TO BE DONE: Every record below should be printed exactly as it appears.

[begin DATA SUPPLIED]

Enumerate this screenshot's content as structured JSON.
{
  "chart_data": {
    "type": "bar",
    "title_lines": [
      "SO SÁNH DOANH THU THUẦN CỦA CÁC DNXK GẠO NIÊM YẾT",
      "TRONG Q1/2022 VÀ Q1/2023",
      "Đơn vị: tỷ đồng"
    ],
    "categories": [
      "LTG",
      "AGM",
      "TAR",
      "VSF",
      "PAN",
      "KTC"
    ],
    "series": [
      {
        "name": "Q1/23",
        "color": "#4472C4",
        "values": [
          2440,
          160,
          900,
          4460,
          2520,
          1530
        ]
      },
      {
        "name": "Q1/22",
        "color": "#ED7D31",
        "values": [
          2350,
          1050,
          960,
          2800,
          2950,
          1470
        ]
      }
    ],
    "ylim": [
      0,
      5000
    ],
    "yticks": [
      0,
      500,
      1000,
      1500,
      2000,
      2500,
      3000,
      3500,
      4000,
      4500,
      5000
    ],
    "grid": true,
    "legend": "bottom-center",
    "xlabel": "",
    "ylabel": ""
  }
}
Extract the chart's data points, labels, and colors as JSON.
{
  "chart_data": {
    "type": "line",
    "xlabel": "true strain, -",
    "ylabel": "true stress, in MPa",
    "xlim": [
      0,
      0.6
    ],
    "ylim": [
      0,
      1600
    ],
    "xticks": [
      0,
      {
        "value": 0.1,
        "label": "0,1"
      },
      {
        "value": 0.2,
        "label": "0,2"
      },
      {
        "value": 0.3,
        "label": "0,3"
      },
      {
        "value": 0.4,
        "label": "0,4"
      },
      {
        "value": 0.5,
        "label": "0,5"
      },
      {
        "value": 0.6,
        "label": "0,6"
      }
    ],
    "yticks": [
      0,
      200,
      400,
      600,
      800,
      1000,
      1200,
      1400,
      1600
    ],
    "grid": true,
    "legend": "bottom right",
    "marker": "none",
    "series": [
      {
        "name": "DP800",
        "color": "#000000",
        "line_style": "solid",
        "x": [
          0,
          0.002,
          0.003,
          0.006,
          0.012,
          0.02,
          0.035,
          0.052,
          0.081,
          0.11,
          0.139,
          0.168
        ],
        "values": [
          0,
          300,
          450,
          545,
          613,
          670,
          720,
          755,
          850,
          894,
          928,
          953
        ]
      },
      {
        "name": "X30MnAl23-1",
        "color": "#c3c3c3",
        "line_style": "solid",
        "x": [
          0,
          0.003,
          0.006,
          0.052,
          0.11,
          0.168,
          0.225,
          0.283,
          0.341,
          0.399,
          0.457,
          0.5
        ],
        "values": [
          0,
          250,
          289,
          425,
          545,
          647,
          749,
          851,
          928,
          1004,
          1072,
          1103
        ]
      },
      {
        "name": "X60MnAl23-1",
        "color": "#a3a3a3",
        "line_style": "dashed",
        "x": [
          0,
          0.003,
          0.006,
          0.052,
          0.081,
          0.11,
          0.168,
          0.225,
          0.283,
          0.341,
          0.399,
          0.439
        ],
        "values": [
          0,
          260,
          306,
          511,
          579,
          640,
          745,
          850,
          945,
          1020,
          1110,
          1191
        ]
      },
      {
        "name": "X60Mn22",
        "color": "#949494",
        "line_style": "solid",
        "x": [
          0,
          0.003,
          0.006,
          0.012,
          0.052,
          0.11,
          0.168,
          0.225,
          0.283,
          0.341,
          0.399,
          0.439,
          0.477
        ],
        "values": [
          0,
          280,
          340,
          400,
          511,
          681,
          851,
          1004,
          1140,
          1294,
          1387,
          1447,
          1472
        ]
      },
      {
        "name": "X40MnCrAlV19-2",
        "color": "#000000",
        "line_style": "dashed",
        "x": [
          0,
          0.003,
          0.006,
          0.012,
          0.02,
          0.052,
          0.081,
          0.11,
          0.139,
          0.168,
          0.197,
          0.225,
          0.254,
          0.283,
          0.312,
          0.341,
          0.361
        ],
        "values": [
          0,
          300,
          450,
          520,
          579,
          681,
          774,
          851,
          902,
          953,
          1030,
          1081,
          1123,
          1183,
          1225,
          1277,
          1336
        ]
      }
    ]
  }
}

[end DATA SUPPLIED]

RESULT:
Enumerate this screenshot's content as structured JSON.
{
  "chart_data": {
    "type": "bar",
    "title_lines": [
      "SO SÁNH DOANH THU THUẦN CỦA CÁC DNXK GẠO NIÊM YẾT",
      "TRONG Q1/2022 VÀ Q1/2023",
      "Đơn vị: tỷ đồng"
    ],
    "categories": [
      "LTG",
      "AGM",
      "TAR",
      "VSF",
      "PAN",
      "KTC"
    ],
    "series": [
      {
        "name": "Q1/23",
        "color": "#4472C4",
        "values": [
          2440,
          160,
          900,
          4460,
          2520,
          1530
        ]
      },
      {
        "name": "Q1/22",
        "color": "#ED7D31",
        "values": [
          2350,
          1050,
          960,
          2800,
          2950,
          1470
        ]
      }
    ],
    "ylim": [
      0,
      5000
    ],
    "yticks": [
      0,
      500,
      1000,
      1500,
      2000,
      2500,
      3000,
      3500,
      4000,
      4500,
      5000
    ],
    "grid": true,
    "legend": "bottom-center",
    "xlabel": "",
    "ylabel": ""
  }
}
Extract the chart's data points, labels, and colors as JSON.
{
  "chart_data": {
    "type": "line",
    "xlabel": "true strain, -",
    "ylabel": "true stress, in MPa",
    "xlim": [
      0,
      0.6
    ],
    "ylim": [
      0,
      1600
    ],
    "xticks": [
      0,
      {
        "value": 0.1,
        "label": "0,1"
      },
      {
        "value": 0.2,
        "label": "0,2"
      },
      {
        "value": 0.3,
        "label": "0,3"
      },
      {
        "value": 0.4,
        "label": "0,4"
      },
      {
        "value": 0.5,
        "label": "0,5"
      },
      {
        "value": 0.6,
        "label": "0,6"
      }
    ],
    "yticks": [
      0,
      200,
      400,
      600,
      800,
      1000,
      1200,
      1400,
      1600
    ],
    "grid": true,
    "legend": "bottom right",
    "marker": "none",
    "series": [
      {
        "name": "DP800",
        "color": "#000000",
        "line_style": "solid",
        "x": [
          0,
          0.002,
          0.003,
          0.006,
          0.012,
          0.02,
          0.035,
          0.052,
          0.081,
          0.11,
          0.139,
          0.168
        ],
        "values": [
          0,
          300,
          450,
          545,
          613,
          670,
          720,
          755,
          850,
          894,
          928,
          953
        ]
      },
      {
        "name": "X30MnAl23-1",
        "color": "#c3c3c3",
        "line_style": "solid",
        "x": [
          0,
          0.003,
          0.006,
          0.052,
          0.11,
          0.168,
          0.225,
          0.283,
          0.341,
          0.399,
          0.457,
          0.5
        ],
        "values": [
          0,
          250,
          289,
          425,
          545,
          647,
          749,
          851,
          928,
          1004,
          1072,
          1103
        ]
      },
      {
        "name": "X60MnAl23-1",
        "color": "#a3a3a3",
        "line_style": "dashed",
        "x": [
          0,
          0.003,
          0.006,
          0.052,
          0.081,
          0.11,
          0.168,
          0.225,
          0.283,
          0.341,
          0.399,
          0.439
        ],
        "values": [
          0,
          260,
          306,
          511,
          579,
          640,
          745,
          850,
          945,
          1020,
          1110,
          1191
        ]
      },
      {
        "name": "X60Mn22",
        "color": "#949494",
        "line_style": "solid",
        "x": [
          0,
          0.003,
          0.006,
          0.012,
          0.052,
          0.11,
          0.168,
          0.225,
          0.283,
          0.341,
          0.399,
          0.439,
          0.477
        ],
        "values": [
          0,
          280,
          340,
          400,
          511,
          681,
          851,
          1004,
          1140,
          1294,
          1387,
          1447,
          1472
        ]
      },
      {
        "name": "X40MnCrAlV19-2",
        "color": "#000000",
        "line_style": "dashed",
        "x": [
          0,
          0.003,
          0.006,
          0.012,
          0.02,
          0.052,
          0.081,
          0.11,
          0.139,
          0.168,
          0.197,
          0.225,
          0.254,
          0.283,
          0.312,
          0.341,
          0.361
        ],
        "values": [
          0,
          300,
          450,
          520,
          579,
          681,
          774,
          851,
          902,
          953,
          1030,
          1081,
          1123,
          1183,
          1225,
          1277,
          1336
        ]
      }
    ]
  }
}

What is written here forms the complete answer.